A run of records
----------
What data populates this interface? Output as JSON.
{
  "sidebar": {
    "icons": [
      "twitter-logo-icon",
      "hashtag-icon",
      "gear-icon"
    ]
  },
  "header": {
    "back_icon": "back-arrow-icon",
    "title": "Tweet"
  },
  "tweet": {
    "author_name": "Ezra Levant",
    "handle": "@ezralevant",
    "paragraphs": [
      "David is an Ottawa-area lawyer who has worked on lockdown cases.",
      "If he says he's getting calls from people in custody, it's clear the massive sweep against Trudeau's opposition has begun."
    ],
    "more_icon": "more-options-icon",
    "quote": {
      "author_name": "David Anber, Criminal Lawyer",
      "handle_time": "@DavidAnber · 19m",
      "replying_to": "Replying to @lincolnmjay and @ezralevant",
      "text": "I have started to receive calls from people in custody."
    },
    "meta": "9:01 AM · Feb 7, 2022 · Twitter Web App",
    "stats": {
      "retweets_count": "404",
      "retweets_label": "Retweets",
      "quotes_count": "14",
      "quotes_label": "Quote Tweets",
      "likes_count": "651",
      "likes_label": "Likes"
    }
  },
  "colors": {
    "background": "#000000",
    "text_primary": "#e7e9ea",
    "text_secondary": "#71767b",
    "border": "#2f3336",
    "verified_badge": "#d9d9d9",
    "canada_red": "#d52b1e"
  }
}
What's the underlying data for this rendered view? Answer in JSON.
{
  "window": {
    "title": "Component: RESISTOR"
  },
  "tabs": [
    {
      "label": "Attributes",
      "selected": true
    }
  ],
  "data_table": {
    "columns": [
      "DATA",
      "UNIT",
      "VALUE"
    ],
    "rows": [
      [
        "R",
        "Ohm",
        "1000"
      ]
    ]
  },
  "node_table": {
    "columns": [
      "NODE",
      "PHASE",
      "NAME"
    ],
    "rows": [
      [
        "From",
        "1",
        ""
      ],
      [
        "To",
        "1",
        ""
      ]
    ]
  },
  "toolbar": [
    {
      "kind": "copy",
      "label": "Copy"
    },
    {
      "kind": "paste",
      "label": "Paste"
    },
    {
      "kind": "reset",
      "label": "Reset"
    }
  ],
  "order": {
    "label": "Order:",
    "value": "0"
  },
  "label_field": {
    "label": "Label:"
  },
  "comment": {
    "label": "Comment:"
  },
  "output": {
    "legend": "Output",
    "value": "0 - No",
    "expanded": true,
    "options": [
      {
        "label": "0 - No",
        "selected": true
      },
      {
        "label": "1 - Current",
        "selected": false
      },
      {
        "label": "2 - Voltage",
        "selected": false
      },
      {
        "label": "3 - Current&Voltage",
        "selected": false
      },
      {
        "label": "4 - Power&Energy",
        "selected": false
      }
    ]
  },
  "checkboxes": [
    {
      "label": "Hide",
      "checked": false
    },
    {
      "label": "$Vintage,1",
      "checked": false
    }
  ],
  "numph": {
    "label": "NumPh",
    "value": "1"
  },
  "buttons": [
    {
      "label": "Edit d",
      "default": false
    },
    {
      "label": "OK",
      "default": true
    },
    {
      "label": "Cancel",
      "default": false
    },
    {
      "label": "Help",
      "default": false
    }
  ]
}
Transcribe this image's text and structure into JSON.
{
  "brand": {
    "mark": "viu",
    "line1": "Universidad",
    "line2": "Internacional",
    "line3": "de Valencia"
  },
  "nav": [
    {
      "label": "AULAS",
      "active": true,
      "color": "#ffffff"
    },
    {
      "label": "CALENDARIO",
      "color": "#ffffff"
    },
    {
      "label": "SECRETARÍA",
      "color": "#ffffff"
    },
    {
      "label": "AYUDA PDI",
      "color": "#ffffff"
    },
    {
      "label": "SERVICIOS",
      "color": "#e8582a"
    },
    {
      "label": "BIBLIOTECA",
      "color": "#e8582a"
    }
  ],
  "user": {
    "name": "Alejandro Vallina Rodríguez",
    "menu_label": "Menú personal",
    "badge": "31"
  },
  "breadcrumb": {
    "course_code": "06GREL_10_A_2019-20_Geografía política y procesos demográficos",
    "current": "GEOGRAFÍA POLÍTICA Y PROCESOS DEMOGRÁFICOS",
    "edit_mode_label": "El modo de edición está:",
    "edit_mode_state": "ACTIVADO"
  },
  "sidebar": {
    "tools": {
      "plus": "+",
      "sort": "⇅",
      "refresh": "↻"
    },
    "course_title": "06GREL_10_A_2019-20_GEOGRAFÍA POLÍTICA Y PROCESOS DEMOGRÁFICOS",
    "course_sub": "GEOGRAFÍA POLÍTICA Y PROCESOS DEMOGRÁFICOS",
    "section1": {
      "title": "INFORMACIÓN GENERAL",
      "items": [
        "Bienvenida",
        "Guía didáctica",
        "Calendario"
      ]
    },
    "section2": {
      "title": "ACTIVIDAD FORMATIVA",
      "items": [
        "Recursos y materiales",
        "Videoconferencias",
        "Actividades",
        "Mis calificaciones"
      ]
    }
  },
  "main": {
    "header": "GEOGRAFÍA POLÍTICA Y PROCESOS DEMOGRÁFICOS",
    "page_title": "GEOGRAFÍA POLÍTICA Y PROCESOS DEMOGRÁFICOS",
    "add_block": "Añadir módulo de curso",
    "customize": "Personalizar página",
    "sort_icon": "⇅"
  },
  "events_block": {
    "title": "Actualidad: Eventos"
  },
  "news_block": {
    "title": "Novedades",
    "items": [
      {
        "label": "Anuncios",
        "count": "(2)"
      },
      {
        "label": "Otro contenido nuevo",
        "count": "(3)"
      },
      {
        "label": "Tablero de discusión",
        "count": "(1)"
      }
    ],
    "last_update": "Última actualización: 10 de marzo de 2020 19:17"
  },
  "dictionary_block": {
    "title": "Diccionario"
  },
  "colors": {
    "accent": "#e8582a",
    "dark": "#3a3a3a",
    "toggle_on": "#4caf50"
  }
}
----------
What this task involves: Write out every line from the records above, word for word.

Output:
What data populates this interface? Output as JSON.
{
  "sidebar": {
    "icons": [
      "twitter-logo-icon",
      "hashtag-icon",
      "gear-icon"
    ]
  },
  "header": {
    "back_icon": "back-arrow-icon",
    "title": "Tweet"
  },
  "tweet": {
    "author_name": "Ezra Levant",
    "handle": "@ezralevant",
    "paragraphs": [
      "David is an Ottawa-area lawyer who has worked on lockdown cases.",
      "If he says he's getting calls from people in custody, it's clear the massive sweep against Trudeau's opposition has begun."
    ],
    "more_icon": "more-options-icon",
    "quote": {
      "author_name": "David Anber, Criminal Lawyer",
      "handle_time": "@DavidAnber · 19m",
      "replying_to": "Replying to @lincolnmjay and @ezralevant",
      "text": "I have started to receive calls from people in custody."
    },
    "meta": "9:01 AM · Feb 7, 2022 · Twitter Web App",
    "stats": {
      "retweets_count": "404",
      "retweets_label": "Retweets",
      "quotes_count": "14",
      "quotes_label": "Quote Tweets",
      "likes_count": "651",
      "likes_label": "Likes"
    }
  },
  "colors": {
    "background": "#000000",
    "text_primary": "#e7e9ea",
    "text_secondary": "#71767b",
    "border": "#2f3336",
    "verified_badge": "#d9d9d9",
    "canada_red": "#d52b1e"
  }
}
What's the underlying data for this rendered view? Answer in JSON.
{
  "window": {
    "title": "Component: RESISTOR"
  },
  "tabs": [
    {
      "label": "Attributes",
      "selected": true
    }
  ],
  "data_table": {
    "columns": [
      "DATA",
      "UNIT",
      "VALUE"
    ],
    "rows": [
      [
        "R",
        "Ohm",
        "1000"
      ]
    ]
  },
  "node_table": {
    "columns": [
      "NODE",
      "PHASE",
      "NAME"
    ],
    "rows": [
      [
        "From",
        "1",
        ""
      ],
      [
        "To",
        "1",
        ""
      ]
    ]
  },
  "toolbar": [
    {
      "kind": "copy",
      "label": "Copy"
    },
    {
      "kind": "paste",
      "label": "Paste"
    },
    {
      "kind": "reset",
      "label": "Reset"
    }
  ],
  "order": {
    "label": "Order:",
    "value": "0"
  },
  "label_field": {
    "label": "Label:"
  },
  "comment": {
    "label": "Comment:"
  },
  "output": {
    "legend": "Output",
    "value": "0 - No",
    "expanded": true,
    "options": [
      {
        "label": "0 - No",
        "selected": true
      },
      {
        "label": "1 - Current",
        "selected": false
      },
      {
        "label": "2 - Voltage",
        "selected": false
      },
      {
        "label": "3 - Current&Voltage",
        "selected": false
      },
      {
        "label": "4 - Power&Energy",
        "selected": false
      }
    ]
  },
  "checkboxes": [
    {
      "label": "Hide",
      "checked": false
    },
    {
      "label": "$Vintage,1",
      "checked": false
    }
  ],
  "numph": {
    "label": "NumPh",
    "value": "1"
  },
  "buttons": [
    {
      "label": "Edit d",
      "default": false
    },
    {
      "label": "OK",
      "default": true
    },
    {
      "label": "Cancel",
      "default": false
    },
    {
      "label": "Help",
      "default": false
    }
  ]
}
Transcribe this image's text and structure into JSON.
{
  "brand": {
    "mark": "viu",
    "line1": "Universidad",
    "line2": "Internacional",
    "line3": "de Valencia"
  },
  "nav": [
    {
      "label": "AULAS",
      "active": true,
      "color": "#ffffff"
    },
    {
      "label": "CALENDARIO",
      "color": "#ffffff"
    },
    {
      "label": "SECRETARÍA",
      "color": "#ffffff"
    },
    {
      "label": "AYUDA PDI",
      "color": "#ffffff"
    },
    {
      "label": "SERVICIOS",
      "color": "#e8582a"
    },
    {
      "label": "BIBLIOTECA",
      "color": "#e8582a"
    }
  ],
  "user": {
    "name": "Alejandro Vallina Rodríguez",
    "menu_label": "Menú personal",
    "badge": "31"
  },
  "breadcrumb": {
    "course_code": "06GREL_10_A_2019-20_Geografía política y procesos demográficos",
    "current": "GEOGRAFÍA POLÍTICA Y PROCESOS DEMOGRÁFICOS",
    "edit_mode_label": "El modo de edición está:",
    "edit_mode_state": "ACTIVADO"
  },
  "sidebar": {
    "tools": {
      "plus": "+",
      "sort": "⇅",
      "refresh": "↻"
    },
    "course_title": "06GREL_10_A_2019-20_GEOGRAFÍA POLÍTICA Y PROCESOS DEMOGRÁFICOS",
    "course_sub": "GEOGRAFÍA POLÍTICA Y PROCESOS DEMOGRÁFICOS",
    "section1": {
      "title": "INFORMACIÓN GENERAL",
      "items": [
        "Bienvenida",
        "Guía didáctica",
        "Calendario"
      ]
    },
    "section2": {
      "title": "ACTIVIDAD FORMATIVA",
      "items": [
        "Recursos y materiales",
        "Videoconferencias",
        "Actividades",
        "Mis calificaciones"
      ]
    }
  },
  "main": {
    "header": "GEOGRAFÍA POLÍTICA Y PROCESOS DEMOGRÁFICOS",
    "page_title": "GEOGRAFÍA POLÍTICA Y PROCESOS DEMOGRÁFICOS",
    "add_block": "Añadir módulo de curso",
    "customize": "Personalizar página",
    "sort_icon": "⇅"
  },
  "events_block": {
    "title": "Actualidad: Eventos"
  },
  "news_block": {
    "title": "Novedades",
    "items": [
      {
        "label": "Anuncios",
        "count": "(2)"
      },
      {
        "label": "Otro contenido nuevo",
        "count": "(3)"
      },
      {
        "label": "Tablero de discusión",
        "count": "(1)"
      }
    ],
    "last_update": "Última actualización: 10 de marzo de 2020 19:17"
  },
  "dictionary_block": {
    "title": "Diccionario"
  },
  "colors": {
    "accent": "#e8582a",
    "dark": "#3a3a3a",
    "toggle_on": "#4caf50"
  }
}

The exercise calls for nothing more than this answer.